BEGIN DATASET

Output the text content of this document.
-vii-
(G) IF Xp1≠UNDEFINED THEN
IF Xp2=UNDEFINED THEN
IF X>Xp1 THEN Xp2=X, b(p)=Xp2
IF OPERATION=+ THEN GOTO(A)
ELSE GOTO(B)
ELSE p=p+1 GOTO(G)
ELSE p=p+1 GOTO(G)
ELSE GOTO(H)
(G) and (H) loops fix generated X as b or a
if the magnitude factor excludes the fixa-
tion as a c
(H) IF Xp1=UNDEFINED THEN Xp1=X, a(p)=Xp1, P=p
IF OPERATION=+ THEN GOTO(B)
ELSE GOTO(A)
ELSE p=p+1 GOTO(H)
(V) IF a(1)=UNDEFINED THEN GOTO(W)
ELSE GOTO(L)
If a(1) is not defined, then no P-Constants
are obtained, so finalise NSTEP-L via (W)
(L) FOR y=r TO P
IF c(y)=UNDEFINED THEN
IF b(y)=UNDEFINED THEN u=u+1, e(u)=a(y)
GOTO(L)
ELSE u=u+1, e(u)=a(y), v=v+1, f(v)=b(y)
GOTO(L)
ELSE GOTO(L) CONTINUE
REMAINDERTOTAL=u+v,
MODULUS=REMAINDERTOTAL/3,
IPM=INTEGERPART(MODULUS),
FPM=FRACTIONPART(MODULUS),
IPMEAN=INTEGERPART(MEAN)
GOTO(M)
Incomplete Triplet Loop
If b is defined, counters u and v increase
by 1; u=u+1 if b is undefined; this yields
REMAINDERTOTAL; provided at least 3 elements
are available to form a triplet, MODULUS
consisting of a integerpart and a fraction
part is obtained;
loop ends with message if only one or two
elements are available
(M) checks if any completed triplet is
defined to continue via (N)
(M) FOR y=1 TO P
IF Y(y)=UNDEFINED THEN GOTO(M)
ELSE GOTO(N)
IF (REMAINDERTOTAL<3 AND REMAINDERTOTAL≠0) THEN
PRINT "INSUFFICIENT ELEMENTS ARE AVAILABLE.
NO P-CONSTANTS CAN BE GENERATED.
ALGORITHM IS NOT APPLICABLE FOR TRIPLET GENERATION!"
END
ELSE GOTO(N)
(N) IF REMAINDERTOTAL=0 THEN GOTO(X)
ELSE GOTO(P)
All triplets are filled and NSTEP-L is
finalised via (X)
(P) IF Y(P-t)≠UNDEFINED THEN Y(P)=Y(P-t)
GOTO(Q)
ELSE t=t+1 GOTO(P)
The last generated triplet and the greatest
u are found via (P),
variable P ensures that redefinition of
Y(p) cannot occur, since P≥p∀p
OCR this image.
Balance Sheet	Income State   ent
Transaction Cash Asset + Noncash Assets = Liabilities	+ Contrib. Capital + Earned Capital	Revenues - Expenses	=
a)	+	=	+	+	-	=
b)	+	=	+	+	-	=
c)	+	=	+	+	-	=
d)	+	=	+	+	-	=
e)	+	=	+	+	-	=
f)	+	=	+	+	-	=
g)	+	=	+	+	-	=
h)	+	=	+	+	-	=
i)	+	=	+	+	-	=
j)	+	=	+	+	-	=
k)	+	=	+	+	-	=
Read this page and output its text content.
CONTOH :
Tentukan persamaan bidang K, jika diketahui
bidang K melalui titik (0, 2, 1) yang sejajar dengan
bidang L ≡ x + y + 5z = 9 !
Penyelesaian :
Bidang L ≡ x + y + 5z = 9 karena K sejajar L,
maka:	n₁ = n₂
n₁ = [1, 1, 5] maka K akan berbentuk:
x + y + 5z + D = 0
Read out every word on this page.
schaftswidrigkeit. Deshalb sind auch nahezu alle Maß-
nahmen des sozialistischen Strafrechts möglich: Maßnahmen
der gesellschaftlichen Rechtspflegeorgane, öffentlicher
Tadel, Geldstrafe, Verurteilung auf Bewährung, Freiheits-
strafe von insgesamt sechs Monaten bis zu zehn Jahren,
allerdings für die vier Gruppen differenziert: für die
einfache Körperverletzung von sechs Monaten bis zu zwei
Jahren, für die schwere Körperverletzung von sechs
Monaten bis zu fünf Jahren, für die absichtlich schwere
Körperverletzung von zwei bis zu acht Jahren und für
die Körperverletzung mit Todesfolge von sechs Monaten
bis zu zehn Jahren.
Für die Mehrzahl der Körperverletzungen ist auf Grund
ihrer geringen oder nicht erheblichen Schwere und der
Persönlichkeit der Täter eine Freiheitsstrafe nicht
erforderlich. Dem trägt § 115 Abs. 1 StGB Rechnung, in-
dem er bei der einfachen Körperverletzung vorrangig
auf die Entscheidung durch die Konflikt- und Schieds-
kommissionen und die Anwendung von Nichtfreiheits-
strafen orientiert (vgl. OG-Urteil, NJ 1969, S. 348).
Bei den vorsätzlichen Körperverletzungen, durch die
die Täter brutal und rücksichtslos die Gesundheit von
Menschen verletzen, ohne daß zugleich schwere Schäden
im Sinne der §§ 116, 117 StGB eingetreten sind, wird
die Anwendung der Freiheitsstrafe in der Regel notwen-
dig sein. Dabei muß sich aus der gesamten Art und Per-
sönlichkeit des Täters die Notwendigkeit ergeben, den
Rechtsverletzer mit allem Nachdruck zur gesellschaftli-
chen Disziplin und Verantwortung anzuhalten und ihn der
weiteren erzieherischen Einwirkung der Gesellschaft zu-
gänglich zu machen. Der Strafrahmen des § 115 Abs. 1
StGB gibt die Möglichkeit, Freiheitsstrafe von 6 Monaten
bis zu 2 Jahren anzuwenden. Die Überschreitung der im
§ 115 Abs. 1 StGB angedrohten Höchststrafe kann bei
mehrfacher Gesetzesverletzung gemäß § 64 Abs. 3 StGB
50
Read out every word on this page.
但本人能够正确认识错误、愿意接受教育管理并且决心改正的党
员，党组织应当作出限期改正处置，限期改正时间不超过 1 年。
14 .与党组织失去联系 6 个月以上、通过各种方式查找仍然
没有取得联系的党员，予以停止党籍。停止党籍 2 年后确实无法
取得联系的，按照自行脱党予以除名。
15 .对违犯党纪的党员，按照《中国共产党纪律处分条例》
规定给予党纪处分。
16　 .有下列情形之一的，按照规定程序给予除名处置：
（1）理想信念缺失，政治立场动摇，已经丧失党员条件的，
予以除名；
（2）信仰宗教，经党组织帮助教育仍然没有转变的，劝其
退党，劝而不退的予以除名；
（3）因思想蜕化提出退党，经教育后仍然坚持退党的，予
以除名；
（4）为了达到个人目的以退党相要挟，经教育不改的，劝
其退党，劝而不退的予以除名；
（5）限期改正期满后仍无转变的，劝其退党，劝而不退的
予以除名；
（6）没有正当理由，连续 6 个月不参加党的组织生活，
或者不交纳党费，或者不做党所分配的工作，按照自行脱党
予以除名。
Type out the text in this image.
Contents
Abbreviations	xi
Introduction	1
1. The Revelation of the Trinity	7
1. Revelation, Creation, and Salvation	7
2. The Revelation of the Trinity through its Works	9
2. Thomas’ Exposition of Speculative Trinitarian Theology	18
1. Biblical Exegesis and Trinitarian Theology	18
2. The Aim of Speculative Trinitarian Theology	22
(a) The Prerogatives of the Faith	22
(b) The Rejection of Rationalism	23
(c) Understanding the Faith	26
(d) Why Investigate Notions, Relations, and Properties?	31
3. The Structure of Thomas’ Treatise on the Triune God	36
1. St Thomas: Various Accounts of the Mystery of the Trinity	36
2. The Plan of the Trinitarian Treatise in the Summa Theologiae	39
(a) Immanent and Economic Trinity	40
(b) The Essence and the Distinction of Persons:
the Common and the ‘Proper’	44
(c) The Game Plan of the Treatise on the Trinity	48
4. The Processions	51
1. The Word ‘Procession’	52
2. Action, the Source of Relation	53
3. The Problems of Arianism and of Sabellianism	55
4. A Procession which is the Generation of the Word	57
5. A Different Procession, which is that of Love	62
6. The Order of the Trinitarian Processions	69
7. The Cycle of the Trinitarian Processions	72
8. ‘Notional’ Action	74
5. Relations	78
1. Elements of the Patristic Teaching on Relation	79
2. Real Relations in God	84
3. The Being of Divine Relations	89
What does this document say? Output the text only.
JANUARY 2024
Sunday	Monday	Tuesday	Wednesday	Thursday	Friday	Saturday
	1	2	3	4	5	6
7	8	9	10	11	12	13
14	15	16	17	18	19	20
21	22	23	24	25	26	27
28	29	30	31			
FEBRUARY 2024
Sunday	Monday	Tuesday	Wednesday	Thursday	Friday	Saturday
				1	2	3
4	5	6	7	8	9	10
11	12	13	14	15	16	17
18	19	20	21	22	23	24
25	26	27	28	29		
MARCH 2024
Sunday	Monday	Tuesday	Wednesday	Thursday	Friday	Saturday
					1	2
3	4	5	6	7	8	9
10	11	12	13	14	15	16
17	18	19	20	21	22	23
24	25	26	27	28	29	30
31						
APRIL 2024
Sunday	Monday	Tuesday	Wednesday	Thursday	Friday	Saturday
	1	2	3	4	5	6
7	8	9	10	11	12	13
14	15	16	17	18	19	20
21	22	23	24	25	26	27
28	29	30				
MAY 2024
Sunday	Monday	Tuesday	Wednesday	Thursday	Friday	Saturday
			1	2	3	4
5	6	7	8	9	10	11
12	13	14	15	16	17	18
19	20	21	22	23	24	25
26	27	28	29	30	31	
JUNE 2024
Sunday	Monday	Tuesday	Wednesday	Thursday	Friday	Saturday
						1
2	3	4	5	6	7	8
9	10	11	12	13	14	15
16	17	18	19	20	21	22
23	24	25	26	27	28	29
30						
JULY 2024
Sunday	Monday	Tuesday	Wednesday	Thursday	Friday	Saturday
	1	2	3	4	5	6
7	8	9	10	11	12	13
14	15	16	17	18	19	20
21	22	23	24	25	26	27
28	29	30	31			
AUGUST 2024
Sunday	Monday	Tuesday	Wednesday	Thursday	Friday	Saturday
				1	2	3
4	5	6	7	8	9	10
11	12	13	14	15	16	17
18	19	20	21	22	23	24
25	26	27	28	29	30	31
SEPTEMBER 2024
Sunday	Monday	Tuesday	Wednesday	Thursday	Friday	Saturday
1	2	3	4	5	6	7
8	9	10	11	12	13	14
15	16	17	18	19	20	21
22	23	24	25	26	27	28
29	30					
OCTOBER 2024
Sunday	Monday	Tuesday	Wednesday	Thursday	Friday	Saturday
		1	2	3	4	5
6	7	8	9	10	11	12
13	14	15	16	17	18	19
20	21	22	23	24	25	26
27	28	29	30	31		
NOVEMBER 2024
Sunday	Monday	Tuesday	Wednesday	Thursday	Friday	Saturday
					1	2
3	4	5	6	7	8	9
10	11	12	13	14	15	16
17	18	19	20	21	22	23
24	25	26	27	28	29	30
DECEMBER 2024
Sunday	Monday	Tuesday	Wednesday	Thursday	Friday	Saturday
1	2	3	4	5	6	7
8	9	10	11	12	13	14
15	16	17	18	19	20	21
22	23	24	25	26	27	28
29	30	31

END DATASET

## STATED GOAL
Find every line holding the word "Speculative"; give their count and nothing else.

## SOLVED EXERCISE
2